Directions for this task: Report how many lines in the records below contain the word "true". Give only the number.

**** Extracted material

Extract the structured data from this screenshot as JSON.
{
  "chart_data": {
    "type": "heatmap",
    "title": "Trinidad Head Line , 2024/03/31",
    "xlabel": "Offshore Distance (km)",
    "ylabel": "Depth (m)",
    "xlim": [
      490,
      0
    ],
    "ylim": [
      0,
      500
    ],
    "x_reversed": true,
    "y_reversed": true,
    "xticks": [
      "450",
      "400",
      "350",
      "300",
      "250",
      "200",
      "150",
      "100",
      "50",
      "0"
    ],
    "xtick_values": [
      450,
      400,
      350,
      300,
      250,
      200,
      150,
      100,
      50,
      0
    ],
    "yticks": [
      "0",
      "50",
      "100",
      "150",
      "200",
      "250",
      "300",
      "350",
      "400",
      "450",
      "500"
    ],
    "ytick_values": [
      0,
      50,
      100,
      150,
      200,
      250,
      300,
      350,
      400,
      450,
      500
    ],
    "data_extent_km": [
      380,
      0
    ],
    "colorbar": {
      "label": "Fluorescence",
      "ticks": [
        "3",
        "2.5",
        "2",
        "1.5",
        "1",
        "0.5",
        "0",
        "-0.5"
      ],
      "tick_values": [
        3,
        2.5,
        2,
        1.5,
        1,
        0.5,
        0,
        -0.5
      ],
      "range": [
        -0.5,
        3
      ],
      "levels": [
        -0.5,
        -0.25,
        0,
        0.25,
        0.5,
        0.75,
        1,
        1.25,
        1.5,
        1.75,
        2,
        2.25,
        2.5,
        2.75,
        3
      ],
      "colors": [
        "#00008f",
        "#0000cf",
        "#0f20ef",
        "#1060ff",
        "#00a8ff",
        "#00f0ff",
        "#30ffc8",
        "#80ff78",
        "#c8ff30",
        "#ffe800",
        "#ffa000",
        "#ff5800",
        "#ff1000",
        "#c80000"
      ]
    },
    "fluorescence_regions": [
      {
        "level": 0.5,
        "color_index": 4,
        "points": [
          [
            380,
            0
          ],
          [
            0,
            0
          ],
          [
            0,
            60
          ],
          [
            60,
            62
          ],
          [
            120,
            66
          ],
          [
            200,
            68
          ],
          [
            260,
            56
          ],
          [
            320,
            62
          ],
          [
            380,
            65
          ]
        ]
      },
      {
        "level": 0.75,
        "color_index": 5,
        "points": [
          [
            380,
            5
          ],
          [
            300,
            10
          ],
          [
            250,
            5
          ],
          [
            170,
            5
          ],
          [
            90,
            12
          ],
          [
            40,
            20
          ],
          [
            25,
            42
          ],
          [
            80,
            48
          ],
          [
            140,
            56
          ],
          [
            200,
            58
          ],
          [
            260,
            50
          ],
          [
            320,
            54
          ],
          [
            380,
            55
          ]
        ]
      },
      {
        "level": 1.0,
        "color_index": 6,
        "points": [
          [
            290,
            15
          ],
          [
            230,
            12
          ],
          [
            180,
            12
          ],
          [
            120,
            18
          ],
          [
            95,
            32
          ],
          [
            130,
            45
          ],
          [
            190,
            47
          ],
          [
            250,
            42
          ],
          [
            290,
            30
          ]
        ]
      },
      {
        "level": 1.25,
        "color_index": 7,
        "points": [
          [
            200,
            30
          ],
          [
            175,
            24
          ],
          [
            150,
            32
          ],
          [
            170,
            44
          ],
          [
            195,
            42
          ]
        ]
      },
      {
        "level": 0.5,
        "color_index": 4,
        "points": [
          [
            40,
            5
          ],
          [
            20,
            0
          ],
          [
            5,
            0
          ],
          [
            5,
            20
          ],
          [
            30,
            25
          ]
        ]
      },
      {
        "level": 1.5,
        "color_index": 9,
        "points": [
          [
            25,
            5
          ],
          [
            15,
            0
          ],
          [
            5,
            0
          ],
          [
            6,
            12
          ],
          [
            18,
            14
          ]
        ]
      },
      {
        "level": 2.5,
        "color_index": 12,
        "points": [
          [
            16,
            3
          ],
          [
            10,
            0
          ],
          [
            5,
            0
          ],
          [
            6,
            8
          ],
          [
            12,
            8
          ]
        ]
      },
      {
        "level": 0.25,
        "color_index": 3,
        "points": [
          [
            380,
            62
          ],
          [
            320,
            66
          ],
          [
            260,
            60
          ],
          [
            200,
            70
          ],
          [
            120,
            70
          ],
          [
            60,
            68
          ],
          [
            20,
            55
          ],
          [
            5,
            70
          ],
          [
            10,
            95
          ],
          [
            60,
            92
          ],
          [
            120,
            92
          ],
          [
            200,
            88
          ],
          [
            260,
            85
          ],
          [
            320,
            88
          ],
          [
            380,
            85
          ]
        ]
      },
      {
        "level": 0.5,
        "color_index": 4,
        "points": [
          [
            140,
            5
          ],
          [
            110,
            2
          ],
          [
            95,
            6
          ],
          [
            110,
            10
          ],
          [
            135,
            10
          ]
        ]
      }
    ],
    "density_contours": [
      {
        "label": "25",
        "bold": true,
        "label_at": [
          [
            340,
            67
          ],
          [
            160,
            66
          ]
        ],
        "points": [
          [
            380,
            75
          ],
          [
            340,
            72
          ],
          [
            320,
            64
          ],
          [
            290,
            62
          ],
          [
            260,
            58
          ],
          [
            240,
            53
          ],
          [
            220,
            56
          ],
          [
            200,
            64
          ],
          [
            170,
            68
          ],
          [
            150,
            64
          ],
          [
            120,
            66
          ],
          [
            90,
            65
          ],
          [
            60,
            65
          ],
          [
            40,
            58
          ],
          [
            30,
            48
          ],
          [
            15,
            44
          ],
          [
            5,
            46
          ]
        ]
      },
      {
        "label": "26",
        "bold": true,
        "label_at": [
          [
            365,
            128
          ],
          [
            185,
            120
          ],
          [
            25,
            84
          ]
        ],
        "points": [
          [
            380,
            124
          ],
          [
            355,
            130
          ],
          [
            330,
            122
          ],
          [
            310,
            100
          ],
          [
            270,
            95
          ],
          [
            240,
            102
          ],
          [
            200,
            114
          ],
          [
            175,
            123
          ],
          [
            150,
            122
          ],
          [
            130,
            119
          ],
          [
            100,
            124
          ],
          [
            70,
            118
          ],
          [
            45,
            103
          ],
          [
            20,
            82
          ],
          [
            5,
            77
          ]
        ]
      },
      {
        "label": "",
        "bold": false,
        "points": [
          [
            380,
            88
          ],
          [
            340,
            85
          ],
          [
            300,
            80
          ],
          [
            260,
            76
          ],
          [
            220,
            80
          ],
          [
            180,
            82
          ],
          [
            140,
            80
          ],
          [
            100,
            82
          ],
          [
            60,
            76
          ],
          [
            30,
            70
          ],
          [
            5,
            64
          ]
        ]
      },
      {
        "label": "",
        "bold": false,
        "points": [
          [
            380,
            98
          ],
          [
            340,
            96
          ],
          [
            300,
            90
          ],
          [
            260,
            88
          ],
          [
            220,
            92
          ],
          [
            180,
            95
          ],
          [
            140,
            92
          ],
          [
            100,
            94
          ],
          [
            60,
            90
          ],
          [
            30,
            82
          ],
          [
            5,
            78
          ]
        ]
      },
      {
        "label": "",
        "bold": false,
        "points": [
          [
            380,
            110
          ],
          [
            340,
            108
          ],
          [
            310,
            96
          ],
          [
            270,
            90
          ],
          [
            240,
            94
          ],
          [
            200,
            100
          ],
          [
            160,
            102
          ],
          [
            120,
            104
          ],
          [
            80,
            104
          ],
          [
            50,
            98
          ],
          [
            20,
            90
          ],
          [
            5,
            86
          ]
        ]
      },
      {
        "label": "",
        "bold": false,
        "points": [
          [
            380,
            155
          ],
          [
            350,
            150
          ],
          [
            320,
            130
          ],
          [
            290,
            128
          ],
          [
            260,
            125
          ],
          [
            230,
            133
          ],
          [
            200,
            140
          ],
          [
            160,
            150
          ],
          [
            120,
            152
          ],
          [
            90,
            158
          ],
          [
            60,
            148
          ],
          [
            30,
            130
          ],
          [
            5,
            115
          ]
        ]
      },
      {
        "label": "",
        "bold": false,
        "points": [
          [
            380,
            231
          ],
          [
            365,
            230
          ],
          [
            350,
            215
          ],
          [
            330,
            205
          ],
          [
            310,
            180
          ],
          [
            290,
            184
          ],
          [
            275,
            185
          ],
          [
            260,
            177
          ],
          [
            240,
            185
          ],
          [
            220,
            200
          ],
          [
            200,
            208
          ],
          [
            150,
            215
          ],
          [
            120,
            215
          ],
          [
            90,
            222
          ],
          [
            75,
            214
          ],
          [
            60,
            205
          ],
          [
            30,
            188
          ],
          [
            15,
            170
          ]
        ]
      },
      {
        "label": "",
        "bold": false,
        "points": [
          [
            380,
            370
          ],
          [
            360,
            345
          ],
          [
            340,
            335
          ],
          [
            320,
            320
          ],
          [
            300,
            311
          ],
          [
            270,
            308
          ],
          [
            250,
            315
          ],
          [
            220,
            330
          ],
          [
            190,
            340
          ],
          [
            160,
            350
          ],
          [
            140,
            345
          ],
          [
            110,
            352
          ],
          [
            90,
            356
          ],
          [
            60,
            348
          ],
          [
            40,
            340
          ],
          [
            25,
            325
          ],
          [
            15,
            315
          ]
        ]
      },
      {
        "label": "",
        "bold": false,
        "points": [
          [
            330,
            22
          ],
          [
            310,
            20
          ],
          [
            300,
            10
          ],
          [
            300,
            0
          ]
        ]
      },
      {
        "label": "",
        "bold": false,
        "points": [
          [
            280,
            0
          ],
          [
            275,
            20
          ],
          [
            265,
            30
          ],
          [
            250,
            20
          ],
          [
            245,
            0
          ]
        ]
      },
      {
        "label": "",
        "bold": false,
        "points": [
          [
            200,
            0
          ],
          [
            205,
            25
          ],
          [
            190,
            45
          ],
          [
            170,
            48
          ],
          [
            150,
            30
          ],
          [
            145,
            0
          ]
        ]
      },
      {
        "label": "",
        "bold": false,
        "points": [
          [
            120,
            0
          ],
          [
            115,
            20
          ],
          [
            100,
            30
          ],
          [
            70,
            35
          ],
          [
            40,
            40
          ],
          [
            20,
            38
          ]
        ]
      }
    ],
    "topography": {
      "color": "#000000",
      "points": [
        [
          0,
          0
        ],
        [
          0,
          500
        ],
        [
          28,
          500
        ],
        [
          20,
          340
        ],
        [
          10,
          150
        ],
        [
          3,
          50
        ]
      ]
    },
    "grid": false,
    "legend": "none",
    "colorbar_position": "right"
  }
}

********

Output: 4